## The task
Print the entries verbatim, leaving out the images they contain.

## Records shown
□ □ □ □ □ □ □

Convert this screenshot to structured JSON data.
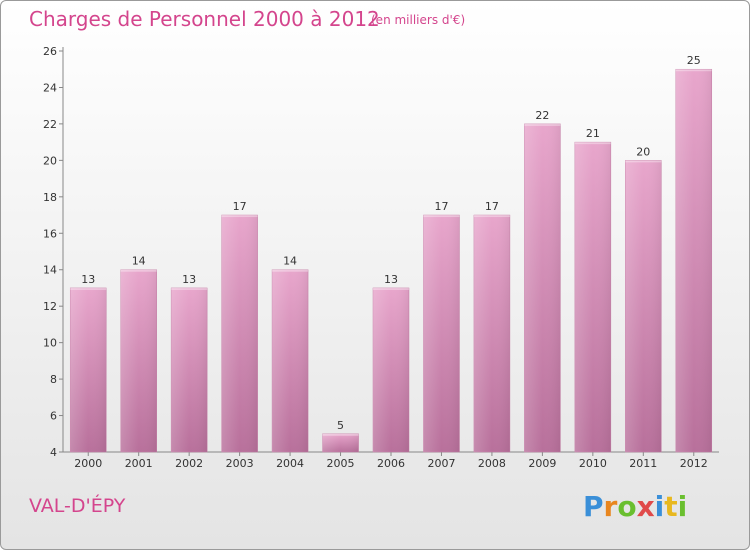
{
  "header": {
    "title": "Charges de Personnel 2000 à 2012",
    "subtitle": "(en milliers d'€)"
  },
  "footer": {
    "commune": "VAL-D'ÉPY",
    "logo_text": "Proxiti",
    "logo_colors": [
      "#3a8fd8",
      "#e8861f",
      "#6abf2f",
      "#e04a4a",
      "#3a8fd8",
      "#e8b81f",
      "#6abf2f"
    ]
  },
  "chart_data": {
    "type": "bar",
    "categories": [
      "2000",
      "2001",
      "2002",
      "2003",
      "2004",
      "2005",
      "2006",
      "2007",
      "2008",
      "2009",
      "2010",
      "2011",
      "2012"
    ],
    "values": [
      13,
      14,
      13,
      17,
      14,
      5,
      13,
      17,
      17,
      22,
      21,
      20,
      25
    ],
    "ylim": [
      4,
      26
    ],
    "yticks": [
      4,
      6,
      8,
      10,
      12,
      14,
      16,
      18,
      20,
      22,
      24,
      26
    ],
    "bar_color": "#d986b4",
    "grid": false
  }
}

□ □ □ □ □ □ □

## Exercise result
Convert this screenshot to structured JSON data.
{
  "header": {
    "title": "Charges de Personnel 2000 à 2012",
    "subtitle": "(en milliers d'€)"
  },
  "footer": {
    "commune": "VAL-D'ÉPY",
    "logo_text": "Proxiti",
    "logo_colors": [
      "#3a8fd8",
      "#e8861f",
      "#6abf2f",
      "#e04a4a",
      "#3a8fd8",
      "#e8b81f",
      "#6abf2f"
    ]
  },
  "chart_data": {
    "type": "bar",
    "categories": [
      "2000",
      "2001",
      "2002",
      "2003",
      "2004",
      "2005",
      "2006",
      "2007",
      "2008",
      "2009",
      "2010",
      "2011",
      "2012"
    ],
    "values": [
      13,
      14,
      13,
      17,
      14,
      5,
      13,
      17,
      17,
      22,
      21,
      20,
      25
    ],
    "ylim": [
      4,
      26
    ],
    "yticks": [
      4,
      6,
      8,
      10,
      12,
      14,
      16,
      18,
      20,
      22,
      24,
      26
    ],
    "bar_color": "#d986b4",
    "grid": false
  }
}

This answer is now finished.